[Given records]
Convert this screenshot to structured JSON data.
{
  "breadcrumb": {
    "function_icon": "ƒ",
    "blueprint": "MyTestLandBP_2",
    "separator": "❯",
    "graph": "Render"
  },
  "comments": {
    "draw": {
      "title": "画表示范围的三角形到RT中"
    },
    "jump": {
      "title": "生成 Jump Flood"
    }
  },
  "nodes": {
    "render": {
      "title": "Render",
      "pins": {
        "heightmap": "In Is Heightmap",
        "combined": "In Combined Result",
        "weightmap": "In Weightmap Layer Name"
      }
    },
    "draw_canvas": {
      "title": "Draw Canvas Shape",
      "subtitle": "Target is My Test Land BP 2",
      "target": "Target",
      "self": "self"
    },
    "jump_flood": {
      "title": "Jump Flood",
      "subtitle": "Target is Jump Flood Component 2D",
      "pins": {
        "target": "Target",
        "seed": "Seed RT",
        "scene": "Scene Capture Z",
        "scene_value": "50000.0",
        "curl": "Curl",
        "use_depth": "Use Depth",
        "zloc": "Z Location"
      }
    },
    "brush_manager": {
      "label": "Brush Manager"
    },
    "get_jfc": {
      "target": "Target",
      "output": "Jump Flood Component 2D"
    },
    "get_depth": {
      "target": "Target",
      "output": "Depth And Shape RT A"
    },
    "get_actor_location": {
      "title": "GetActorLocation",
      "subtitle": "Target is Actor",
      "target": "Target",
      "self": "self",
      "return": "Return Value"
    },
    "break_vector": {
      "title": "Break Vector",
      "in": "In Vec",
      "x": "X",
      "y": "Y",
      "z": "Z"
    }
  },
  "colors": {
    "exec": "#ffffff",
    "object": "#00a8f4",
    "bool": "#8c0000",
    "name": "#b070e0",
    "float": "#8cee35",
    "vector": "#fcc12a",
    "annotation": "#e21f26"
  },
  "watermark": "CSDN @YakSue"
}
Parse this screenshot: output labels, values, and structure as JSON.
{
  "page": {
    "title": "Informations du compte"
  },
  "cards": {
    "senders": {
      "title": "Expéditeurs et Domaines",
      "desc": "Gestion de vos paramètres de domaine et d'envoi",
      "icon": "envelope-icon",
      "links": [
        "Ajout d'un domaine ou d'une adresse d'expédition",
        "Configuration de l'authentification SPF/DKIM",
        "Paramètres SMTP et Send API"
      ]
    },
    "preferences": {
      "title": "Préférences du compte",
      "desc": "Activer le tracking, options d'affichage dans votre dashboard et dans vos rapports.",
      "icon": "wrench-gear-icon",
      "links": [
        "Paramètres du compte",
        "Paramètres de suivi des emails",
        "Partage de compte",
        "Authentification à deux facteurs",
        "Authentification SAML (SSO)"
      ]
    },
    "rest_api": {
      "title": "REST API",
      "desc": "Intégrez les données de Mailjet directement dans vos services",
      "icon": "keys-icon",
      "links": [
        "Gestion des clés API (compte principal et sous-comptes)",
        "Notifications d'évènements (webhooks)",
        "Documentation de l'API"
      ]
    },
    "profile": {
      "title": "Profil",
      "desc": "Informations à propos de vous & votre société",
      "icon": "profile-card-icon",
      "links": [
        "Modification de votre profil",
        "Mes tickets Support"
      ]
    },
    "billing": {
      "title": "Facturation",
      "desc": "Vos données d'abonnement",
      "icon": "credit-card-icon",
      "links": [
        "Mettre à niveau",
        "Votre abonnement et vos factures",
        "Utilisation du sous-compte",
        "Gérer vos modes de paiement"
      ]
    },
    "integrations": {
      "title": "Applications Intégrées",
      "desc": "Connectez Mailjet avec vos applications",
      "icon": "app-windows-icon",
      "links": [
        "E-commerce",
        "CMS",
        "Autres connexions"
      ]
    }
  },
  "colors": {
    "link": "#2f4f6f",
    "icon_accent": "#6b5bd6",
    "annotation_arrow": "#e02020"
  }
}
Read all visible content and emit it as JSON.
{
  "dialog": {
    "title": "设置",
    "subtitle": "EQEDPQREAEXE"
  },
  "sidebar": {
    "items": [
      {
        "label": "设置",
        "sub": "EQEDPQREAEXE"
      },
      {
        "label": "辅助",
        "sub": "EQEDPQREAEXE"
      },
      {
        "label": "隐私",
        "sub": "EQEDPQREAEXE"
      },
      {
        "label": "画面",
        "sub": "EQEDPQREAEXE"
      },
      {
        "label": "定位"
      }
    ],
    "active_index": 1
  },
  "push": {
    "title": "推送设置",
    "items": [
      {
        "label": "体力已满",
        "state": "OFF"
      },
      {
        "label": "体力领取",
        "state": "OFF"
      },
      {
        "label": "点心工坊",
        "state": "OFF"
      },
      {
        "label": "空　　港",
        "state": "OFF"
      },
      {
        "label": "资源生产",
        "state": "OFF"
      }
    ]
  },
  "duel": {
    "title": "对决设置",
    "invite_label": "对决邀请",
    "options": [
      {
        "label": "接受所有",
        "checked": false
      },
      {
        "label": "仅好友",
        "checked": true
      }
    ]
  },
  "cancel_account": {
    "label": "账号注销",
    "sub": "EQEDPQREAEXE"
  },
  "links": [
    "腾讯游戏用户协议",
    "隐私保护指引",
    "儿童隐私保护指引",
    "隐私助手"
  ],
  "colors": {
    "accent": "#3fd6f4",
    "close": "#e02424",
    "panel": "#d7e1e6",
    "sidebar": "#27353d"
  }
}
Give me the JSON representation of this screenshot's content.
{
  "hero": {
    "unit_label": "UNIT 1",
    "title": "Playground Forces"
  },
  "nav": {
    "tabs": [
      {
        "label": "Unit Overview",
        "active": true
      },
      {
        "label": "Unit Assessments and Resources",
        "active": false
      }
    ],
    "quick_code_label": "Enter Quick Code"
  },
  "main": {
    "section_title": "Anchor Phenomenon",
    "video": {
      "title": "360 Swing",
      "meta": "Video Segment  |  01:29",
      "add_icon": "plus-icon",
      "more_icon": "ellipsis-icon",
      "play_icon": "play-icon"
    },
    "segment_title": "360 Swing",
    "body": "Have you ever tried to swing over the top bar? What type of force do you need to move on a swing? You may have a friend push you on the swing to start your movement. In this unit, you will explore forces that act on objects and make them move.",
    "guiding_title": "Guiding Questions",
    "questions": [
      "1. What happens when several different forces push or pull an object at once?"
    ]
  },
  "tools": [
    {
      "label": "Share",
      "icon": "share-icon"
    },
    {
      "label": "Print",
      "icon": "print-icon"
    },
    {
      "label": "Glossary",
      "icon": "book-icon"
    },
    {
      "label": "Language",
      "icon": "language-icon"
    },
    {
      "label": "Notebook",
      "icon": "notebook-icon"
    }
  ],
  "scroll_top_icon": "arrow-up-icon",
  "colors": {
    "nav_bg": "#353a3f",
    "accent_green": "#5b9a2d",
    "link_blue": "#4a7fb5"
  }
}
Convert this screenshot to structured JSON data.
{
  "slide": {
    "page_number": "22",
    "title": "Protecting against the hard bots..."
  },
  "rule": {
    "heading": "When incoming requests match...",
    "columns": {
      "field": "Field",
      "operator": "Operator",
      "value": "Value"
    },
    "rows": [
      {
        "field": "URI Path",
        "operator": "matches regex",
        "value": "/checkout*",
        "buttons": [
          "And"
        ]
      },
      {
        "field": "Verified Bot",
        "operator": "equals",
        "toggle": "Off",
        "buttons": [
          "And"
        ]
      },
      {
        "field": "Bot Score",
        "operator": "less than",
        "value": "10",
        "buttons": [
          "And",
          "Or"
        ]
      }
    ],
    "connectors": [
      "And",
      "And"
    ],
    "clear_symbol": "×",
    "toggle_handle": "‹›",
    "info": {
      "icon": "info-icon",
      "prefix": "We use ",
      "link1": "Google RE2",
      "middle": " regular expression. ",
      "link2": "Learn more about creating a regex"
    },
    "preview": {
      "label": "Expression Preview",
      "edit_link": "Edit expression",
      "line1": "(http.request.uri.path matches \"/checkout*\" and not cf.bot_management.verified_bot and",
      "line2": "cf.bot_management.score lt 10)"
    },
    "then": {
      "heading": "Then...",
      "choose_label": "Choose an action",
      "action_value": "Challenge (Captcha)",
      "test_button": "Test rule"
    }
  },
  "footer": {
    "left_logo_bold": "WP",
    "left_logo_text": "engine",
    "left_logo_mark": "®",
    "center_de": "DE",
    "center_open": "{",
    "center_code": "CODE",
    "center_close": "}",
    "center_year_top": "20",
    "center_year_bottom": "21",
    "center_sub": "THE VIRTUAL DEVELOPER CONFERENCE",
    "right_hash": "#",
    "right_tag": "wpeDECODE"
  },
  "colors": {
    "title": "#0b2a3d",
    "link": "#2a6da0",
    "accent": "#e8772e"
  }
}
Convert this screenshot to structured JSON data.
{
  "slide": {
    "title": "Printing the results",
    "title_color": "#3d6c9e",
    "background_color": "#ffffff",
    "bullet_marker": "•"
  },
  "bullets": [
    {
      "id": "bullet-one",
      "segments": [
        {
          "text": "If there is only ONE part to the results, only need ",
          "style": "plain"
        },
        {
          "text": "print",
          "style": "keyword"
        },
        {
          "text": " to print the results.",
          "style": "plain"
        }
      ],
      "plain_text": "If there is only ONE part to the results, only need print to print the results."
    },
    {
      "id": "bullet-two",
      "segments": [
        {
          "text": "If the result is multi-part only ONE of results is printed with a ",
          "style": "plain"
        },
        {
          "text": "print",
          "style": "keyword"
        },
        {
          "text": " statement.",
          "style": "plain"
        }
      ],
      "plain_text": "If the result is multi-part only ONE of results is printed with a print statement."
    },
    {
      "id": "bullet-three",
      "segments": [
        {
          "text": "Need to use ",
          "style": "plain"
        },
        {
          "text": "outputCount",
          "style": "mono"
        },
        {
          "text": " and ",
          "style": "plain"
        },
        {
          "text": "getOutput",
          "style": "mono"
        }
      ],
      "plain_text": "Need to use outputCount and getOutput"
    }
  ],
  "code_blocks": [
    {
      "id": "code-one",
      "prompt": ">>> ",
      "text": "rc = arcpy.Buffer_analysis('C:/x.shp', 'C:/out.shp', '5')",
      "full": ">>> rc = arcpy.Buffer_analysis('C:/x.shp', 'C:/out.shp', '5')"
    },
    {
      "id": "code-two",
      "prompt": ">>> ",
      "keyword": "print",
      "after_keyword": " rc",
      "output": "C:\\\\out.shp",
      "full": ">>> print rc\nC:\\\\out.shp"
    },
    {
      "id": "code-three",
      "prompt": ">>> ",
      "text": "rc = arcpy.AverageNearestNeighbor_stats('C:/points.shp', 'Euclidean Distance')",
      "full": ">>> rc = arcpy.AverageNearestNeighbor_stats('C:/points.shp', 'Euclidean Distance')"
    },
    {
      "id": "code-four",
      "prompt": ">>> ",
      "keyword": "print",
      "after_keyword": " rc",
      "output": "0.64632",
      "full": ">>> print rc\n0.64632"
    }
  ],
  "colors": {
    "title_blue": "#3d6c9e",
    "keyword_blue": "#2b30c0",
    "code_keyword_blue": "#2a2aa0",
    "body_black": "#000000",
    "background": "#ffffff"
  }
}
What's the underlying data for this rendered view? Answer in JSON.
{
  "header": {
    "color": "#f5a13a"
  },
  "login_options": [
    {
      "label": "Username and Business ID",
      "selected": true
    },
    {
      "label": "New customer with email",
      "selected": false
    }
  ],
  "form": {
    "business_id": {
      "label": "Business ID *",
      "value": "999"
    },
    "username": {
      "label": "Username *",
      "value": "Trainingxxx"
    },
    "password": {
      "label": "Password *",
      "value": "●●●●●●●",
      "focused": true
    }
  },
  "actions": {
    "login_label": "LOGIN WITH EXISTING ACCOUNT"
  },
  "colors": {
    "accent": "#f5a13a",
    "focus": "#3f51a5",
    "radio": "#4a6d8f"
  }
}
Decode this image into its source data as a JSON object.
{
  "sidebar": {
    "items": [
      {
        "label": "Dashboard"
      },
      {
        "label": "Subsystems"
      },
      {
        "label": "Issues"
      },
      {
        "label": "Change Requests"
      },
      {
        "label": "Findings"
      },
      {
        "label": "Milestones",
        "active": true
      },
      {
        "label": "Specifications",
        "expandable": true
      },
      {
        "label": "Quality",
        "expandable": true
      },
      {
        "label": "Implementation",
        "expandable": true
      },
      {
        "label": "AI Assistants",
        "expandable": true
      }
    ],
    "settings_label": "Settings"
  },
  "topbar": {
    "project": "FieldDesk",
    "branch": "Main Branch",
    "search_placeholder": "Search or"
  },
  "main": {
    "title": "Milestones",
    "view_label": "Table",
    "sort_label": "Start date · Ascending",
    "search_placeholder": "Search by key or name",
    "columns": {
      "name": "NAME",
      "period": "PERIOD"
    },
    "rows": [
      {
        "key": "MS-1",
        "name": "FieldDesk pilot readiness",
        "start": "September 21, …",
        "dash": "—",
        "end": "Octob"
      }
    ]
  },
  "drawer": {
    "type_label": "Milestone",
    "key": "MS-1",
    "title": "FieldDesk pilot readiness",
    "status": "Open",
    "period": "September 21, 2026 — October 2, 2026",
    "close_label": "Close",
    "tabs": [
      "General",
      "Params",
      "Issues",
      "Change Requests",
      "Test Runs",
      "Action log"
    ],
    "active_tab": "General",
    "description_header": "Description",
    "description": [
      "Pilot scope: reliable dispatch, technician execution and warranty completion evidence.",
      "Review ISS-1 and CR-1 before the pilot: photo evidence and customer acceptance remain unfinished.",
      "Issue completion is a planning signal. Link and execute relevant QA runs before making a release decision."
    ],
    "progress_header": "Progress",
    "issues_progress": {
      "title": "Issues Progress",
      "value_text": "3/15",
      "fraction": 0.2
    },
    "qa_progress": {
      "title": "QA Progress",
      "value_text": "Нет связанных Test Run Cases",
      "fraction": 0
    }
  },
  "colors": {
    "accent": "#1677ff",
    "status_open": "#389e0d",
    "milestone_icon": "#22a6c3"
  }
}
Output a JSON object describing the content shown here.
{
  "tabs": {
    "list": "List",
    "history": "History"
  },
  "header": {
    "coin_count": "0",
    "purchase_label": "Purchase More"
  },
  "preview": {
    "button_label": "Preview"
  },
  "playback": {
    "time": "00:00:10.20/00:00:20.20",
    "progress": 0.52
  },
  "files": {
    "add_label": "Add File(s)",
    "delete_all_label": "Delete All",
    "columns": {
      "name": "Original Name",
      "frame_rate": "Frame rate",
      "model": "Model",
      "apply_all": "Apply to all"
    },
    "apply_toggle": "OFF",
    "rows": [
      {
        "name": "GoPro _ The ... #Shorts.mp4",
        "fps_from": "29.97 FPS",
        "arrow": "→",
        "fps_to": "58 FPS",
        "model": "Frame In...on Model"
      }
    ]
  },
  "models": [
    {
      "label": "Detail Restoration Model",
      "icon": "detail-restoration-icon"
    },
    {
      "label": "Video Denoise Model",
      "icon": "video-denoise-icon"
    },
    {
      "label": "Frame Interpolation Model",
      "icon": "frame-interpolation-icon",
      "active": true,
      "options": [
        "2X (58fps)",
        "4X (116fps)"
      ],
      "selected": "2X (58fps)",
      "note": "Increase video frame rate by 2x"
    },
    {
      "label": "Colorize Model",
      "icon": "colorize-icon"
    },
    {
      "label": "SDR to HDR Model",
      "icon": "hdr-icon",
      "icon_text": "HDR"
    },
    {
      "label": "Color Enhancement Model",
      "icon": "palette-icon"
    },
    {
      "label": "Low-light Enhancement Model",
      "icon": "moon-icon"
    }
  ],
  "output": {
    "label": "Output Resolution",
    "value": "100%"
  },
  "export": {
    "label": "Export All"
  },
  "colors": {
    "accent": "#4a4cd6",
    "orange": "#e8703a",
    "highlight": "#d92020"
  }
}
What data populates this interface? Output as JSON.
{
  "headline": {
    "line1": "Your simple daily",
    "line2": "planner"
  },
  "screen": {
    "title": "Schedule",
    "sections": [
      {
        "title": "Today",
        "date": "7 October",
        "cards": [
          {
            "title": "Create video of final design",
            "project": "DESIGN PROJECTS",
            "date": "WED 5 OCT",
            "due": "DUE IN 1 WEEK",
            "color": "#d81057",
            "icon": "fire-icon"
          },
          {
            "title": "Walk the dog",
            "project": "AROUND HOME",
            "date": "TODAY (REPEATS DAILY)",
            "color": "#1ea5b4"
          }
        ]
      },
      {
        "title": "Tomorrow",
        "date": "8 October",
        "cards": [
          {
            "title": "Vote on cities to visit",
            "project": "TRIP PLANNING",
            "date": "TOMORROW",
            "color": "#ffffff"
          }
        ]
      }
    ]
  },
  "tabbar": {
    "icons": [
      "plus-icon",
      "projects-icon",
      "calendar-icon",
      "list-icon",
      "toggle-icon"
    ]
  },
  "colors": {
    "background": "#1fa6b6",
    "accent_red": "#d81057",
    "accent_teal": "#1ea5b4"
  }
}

[Work instructions] Retype exactly the lines from the one containing "What data populates" through the last line of the records above, including both.

[The answer]
What data populates this interface? Output as JSON.
{
  "headline": {
    "line1": "Your simple daily",
    "line2": "planner"
  },
  "screen": {
    "title": "Schedule",
    "sections": [
      {
        "title": "Today",
        "date": "7 October",
        "cards": [
          {
            "title": "Create video of final design",
            "project": "DESIGN PROJECTS",
            "date": "WED 5 OCT",
            "due": "DUE IN 1 WEEK",
            "color": "#d81057",
            "icon": "fire-icon"
          },
          {
            "title": "Walk the dog",
            "project": "AROUND HOME",
            "date": "TODAY (REPEATS DAILY)",
            "color": "#1ea5b4"
          }
        ]
      },
      {
        "title": "Tomorrow",
        "date": "8 October",
        "cards": [
          {
            "title": "Vote on cities to visit",
            "project": "TRIP PLANNING",
            "date": "TOMORROW",
            "color": "#ffffff"
          }
        ]
      }
    ]
  },
  "tabbar": {
    "icons": [
      "plus-icon",
      "projects-icon",
      "calendar-icon",
      "list-icon",
      "toggle-icon"
    ]
  },
  "colors": {
    "background": "#1fa6b6",
    "accent_red": "#d81057",
    "accent_teal": "#1ea5b4"
  }
}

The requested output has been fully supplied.